--- REQUIRED WORK ---
Find how many lines contain the word "value" and state that number alone.

"""

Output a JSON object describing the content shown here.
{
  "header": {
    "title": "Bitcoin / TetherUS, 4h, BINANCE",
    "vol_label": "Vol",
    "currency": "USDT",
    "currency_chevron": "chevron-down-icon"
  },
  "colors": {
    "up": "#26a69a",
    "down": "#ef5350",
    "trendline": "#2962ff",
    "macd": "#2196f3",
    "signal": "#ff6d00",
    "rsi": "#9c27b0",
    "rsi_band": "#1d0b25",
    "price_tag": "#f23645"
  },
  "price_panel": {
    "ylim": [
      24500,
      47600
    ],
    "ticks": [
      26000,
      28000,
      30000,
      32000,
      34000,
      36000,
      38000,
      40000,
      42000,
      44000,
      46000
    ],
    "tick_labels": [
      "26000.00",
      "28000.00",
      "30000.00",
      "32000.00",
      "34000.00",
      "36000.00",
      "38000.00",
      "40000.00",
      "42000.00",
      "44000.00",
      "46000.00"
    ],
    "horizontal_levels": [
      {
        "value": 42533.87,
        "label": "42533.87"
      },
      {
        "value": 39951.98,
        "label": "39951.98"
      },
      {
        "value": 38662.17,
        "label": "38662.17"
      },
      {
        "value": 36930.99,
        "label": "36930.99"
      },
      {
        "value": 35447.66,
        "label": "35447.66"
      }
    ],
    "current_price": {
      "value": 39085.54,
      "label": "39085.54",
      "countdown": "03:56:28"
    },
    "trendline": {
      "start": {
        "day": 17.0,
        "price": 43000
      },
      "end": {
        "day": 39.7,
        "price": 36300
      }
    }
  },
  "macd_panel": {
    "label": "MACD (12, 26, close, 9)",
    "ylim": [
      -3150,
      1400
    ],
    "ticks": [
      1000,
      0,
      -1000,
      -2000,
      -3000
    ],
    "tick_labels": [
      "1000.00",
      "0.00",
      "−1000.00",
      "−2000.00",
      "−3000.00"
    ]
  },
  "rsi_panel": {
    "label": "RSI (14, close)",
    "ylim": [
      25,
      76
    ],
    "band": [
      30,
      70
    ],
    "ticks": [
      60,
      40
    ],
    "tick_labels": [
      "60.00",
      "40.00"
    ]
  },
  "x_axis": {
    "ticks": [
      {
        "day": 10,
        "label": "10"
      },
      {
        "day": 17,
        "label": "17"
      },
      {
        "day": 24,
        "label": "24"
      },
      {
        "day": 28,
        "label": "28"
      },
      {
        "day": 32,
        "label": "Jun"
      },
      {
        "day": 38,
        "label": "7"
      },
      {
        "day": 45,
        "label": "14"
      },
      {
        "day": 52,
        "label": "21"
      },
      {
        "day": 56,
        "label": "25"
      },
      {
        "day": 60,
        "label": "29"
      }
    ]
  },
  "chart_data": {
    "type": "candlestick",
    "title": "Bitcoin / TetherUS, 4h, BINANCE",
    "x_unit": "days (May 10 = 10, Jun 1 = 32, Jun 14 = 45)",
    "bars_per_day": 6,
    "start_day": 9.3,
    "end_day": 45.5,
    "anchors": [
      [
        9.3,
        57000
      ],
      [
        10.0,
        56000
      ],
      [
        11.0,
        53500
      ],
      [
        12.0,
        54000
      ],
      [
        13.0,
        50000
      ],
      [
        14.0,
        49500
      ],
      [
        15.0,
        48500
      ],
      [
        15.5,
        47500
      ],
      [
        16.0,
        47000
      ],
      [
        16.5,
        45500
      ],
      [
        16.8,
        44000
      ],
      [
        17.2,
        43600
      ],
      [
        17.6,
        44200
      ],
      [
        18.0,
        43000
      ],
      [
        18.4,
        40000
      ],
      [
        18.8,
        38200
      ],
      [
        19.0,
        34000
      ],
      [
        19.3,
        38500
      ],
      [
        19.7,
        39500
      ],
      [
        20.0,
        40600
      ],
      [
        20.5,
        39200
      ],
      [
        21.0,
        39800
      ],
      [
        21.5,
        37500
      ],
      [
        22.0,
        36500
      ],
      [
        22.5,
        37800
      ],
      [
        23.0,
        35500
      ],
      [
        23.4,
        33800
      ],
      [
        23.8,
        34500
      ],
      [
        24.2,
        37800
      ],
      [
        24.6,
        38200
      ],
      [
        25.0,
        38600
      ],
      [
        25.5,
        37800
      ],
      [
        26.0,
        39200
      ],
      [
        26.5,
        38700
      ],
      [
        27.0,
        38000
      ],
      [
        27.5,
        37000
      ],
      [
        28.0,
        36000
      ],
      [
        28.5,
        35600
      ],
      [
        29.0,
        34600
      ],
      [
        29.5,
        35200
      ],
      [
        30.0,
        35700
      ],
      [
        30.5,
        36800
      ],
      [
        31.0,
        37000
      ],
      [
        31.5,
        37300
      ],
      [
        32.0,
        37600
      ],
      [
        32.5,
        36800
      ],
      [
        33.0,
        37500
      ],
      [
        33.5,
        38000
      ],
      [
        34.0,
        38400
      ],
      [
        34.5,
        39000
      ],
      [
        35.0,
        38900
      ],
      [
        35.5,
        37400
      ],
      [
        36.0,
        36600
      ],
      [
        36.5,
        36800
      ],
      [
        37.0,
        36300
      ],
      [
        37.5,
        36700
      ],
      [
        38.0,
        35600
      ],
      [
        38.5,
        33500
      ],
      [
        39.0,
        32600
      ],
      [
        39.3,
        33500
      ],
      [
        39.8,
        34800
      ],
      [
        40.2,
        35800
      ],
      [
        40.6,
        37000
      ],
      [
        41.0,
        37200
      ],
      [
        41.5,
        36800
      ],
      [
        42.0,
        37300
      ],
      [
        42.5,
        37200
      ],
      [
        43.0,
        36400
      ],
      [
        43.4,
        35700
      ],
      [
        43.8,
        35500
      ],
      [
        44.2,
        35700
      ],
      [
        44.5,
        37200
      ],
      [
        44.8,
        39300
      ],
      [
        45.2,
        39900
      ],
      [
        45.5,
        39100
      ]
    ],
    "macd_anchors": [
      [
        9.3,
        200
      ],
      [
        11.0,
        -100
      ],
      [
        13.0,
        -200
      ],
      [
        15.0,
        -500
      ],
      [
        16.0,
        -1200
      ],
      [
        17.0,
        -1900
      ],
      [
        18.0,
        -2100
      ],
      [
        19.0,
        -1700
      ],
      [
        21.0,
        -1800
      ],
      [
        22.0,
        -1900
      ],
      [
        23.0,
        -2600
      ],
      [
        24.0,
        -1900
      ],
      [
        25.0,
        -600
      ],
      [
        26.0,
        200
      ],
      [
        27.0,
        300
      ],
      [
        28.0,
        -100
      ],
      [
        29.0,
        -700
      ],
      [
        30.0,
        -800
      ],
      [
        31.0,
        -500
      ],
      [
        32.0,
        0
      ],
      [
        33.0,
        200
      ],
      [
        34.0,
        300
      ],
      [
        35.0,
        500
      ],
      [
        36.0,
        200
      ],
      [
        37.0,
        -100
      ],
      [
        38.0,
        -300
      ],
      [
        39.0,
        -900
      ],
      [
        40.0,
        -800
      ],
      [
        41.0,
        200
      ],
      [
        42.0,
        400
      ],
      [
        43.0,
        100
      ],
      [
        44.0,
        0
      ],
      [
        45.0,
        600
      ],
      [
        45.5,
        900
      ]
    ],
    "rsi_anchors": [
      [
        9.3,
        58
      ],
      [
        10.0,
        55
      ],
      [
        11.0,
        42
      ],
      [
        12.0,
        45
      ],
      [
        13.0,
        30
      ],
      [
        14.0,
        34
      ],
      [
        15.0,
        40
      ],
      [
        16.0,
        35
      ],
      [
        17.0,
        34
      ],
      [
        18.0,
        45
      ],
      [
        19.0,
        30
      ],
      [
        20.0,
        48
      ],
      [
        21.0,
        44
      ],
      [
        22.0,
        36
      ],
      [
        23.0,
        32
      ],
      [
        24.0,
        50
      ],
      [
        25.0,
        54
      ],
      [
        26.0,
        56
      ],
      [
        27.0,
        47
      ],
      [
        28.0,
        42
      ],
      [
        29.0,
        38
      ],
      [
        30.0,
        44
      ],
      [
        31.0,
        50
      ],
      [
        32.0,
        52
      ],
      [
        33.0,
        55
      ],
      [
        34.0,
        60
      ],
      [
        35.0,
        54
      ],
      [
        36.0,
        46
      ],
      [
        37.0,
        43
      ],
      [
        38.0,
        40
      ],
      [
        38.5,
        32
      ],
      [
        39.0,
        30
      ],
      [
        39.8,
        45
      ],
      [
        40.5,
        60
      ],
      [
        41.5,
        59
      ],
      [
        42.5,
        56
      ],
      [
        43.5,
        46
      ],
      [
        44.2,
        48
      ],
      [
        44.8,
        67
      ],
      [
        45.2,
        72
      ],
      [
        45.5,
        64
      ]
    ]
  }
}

"""

--- TASK SOLUTION ---
6